(A run of records)
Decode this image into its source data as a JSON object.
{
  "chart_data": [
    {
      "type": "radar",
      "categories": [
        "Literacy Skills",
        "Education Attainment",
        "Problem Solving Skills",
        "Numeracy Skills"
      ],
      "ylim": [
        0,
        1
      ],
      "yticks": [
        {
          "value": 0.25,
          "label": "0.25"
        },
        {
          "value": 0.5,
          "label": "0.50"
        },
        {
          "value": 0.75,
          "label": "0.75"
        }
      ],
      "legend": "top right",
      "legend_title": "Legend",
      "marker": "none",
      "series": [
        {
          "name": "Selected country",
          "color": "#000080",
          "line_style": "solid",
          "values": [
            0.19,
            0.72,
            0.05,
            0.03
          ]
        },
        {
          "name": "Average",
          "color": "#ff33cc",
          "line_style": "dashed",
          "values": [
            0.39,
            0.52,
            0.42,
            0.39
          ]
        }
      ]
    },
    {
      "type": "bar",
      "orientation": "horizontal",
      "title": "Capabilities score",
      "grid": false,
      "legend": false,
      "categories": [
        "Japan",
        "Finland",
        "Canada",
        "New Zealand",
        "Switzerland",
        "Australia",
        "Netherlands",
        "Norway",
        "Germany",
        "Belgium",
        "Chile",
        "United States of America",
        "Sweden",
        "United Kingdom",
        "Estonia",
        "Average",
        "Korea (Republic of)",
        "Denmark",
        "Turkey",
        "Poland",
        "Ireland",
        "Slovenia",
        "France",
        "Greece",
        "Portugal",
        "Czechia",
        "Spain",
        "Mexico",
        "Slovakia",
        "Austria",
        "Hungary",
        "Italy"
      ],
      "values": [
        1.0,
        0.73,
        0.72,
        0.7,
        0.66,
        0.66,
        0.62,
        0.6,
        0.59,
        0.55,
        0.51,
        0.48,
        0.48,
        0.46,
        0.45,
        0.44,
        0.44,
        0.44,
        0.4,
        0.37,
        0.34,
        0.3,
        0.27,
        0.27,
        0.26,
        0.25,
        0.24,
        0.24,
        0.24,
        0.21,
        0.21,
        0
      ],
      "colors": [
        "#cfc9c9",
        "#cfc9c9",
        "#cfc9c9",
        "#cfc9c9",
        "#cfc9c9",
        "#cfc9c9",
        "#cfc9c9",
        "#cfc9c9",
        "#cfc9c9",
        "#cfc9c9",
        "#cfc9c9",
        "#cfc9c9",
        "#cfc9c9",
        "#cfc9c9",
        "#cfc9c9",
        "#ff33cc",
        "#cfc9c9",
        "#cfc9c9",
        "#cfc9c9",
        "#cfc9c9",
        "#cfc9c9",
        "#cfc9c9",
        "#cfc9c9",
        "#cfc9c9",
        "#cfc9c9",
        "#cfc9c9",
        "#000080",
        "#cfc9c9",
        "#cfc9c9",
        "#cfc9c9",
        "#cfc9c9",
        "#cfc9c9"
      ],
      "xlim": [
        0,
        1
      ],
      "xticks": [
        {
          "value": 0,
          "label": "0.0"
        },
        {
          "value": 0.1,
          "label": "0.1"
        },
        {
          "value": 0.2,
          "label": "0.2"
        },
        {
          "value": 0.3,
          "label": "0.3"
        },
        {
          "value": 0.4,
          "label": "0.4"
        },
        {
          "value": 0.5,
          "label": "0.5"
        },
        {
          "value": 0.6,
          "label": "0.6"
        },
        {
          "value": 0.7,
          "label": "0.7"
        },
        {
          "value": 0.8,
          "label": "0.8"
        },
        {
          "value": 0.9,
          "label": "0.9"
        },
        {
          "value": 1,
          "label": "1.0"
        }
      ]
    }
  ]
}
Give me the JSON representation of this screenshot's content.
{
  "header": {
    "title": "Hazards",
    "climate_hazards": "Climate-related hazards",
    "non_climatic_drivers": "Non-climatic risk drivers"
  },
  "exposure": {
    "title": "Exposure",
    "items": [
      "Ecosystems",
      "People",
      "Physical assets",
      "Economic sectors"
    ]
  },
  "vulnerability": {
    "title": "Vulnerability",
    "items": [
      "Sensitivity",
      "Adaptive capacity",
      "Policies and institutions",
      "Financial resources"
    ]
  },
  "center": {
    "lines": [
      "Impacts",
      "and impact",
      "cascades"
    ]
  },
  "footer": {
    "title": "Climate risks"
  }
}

* [Your goal]: List the lines of the records where "this" occurs.

* [Worked answer]:
Decode this image into its source data as a JSON object.
Give me the JSON representation of this screenshot's content.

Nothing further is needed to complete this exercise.